Saved data entries:
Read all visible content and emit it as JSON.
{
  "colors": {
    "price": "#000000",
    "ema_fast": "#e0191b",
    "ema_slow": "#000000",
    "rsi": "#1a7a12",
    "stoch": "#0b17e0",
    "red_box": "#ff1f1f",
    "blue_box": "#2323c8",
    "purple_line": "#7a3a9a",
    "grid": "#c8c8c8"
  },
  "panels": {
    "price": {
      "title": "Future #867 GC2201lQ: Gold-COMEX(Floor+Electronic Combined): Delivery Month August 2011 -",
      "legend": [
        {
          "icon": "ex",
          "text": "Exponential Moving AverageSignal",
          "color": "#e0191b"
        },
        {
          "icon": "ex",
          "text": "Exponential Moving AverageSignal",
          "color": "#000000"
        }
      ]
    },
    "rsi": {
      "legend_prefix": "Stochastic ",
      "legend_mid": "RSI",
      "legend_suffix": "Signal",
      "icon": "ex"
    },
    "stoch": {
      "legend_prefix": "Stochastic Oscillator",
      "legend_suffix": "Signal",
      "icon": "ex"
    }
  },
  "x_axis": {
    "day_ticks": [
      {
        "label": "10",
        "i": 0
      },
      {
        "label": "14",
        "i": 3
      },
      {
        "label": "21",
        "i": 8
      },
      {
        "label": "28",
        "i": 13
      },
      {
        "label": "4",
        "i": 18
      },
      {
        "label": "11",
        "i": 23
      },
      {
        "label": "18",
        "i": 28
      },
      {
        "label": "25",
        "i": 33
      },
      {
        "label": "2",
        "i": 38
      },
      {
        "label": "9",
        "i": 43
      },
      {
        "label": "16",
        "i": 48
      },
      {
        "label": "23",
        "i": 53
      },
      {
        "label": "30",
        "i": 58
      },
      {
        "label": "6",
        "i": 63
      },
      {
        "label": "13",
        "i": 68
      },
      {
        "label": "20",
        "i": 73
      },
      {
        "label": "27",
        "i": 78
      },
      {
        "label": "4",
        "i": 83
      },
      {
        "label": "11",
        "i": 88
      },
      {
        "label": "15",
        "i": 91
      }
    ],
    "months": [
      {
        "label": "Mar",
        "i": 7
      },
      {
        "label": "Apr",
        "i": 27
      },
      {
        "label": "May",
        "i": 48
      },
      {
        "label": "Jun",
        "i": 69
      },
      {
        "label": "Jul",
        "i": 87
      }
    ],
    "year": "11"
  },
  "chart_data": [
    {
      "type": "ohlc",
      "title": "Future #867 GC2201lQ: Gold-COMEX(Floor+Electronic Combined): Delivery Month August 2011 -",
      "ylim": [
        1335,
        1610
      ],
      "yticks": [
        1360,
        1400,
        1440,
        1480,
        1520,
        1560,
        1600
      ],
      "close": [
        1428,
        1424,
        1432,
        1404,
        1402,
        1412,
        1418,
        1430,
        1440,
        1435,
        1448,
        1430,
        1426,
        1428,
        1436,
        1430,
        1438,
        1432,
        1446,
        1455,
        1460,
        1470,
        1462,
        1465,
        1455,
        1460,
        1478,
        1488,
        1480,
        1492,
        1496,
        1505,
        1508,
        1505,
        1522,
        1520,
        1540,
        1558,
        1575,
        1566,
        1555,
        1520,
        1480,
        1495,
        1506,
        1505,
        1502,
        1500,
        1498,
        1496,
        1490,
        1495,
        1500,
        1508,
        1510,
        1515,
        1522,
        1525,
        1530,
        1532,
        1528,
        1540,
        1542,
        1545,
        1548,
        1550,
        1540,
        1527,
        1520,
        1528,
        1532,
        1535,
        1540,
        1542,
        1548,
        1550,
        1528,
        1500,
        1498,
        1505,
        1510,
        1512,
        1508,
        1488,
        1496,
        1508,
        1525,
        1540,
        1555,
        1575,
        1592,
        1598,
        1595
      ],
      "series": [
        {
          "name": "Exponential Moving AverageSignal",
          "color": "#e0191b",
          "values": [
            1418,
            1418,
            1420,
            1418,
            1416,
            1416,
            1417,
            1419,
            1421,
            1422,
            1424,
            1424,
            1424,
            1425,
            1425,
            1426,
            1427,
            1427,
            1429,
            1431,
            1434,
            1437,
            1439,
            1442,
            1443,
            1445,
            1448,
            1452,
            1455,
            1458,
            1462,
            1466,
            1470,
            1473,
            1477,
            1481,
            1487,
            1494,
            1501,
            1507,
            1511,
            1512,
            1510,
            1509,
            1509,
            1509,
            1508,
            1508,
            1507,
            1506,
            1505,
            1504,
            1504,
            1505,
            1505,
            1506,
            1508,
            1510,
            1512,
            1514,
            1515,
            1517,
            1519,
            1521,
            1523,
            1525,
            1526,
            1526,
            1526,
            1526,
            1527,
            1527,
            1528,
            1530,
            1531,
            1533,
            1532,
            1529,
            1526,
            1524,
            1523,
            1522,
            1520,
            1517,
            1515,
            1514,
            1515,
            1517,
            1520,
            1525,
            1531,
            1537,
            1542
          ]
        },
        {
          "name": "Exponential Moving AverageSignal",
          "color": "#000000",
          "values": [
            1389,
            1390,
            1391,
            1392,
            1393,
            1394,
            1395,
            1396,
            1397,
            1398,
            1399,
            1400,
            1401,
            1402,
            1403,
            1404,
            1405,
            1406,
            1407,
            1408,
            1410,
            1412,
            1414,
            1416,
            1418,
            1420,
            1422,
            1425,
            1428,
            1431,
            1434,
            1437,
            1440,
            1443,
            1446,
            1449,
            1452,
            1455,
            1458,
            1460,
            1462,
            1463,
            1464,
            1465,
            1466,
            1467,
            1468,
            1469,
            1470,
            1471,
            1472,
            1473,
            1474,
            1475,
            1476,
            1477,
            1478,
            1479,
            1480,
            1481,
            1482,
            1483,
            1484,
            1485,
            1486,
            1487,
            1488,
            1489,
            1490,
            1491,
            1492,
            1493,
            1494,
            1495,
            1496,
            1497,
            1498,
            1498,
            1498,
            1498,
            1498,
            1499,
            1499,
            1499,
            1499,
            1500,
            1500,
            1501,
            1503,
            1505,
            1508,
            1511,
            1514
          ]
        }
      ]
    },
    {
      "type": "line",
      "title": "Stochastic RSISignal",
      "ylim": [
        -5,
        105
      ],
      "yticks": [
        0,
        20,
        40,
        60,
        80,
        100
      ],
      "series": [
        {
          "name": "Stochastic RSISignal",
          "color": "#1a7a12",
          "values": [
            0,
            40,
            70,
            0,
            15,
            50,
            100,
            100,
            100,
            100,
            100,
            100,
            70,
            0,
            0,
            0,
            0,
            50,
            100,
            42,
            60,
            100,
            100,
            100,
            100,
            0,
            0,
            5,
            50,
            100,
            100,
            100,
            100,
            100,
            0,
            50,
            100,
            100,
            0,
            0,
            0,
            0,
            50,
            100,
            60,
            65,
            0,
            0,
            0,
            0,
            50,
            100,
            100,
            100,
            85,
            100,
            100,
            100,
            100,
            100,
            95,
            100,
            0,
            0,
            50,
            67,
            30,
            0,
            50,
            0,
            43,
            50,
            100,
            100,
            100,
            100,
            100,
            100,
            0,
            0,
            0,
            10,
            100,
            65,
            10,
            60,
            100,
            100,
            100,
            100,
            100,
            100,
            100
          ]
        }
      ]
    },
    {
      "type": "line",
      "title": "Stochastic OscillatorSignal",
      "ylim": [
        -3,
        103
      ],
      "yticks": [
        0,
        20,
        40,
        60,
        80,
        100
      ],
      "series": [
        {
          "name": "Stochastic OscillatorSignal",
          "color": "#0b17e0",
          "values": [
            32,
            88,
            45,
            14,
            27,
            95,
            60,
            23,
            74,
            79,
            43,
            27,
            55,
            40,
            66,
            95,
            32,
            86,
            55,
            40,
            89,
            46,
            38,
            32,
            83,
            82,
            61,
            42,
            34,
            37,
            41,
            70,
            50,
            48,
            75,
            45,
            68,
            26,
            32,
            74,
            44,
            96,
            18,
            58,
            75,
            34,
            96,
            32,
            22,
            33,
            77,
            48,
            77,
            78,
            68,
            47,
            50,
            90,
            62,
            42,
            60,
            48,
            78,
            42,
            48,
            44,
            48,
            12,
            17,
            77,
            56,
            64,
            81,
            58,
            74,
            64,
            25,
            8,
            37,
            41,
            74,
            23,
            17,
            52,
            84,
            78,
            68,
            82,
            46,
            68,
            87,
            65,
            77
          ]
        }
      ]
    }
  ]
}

### Your goal
Extract all lines from the data in which "name" is found.

### Task output
          "name": "Exponential Moving AverageSignal",
          "name": "Exponential Moving AverageSignal",
          "name": "Stochastic RSISignal",
          "name": "Stochastic OscillatorSignal",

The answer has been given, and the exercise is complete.